Assignment: In the entries that follow, find the word "value" and report each line it is on.

——————————

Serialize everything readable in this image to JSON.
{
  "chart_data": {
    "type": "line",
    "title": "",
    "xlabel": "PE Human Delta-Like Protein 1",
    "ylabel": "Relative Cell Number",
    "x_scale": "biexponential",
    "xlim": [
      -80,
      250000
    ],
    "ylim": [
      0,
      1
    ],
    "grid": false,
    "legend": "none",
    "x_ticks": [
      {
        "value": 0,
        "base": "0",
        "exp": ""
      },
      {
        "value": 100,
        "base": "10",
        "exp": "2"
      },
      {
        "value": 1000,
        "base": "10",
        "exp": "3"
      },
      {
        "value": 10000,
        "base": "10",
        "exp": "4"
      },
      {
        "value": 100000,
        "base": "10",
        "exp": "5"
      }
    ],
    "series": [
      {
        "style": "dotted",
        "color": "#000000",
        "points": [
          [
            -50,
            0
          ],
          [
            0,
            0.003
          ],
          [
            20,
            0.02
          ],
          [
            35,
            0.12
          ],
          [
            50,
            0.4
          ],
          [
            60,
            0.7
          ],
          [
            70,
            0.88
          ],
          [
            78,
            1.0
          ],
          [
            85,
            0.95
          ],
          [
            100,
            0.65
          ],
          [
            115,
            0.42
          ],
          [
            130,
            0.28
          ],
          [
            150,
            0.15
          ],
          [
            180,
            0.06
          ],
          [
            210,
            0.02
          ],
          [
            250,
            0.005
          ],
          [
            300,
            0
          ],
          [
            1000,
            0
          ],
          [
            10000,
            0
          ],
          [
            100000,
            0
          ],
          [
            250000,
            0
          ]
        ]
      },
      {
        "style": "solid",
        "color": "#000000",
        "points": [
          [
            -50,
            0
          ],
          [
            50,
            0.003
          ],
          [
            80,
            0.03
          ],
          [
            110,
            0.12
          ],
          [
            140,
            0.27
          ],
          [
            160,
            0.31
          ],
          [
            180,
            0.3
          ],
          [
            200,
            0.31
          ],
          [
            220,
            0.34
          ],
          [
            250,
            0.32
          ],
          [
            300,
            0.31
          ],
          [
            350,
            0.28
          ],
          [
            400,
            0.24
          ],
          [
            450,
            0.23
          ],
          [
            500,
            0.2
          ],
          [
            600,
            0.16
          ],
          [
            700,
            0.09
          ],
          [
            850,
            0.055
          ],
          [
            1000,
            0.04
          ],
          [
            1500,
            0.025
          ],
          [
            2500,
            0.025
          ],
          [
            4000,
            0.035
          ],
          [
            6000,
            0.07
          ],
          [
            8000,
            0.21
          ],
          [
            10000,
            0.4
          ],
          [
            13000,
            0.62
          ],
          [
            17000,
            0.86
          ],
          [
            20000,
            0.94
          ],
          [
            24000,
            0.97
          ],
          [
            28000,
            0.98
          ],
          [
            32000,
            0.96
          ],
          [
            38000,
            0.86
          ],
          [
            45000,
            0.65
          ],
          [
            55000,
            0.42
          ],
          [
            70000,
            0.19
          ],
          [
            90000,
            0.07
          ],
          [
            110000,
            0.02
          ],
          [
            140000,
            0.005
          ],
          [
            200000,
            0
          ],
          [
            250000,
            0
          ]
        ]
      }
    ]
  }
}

——————————

Written reply:
        "value": 0,
        "value": 100,
        "value": 1000,
        "value": 10000,
        "value": 100000,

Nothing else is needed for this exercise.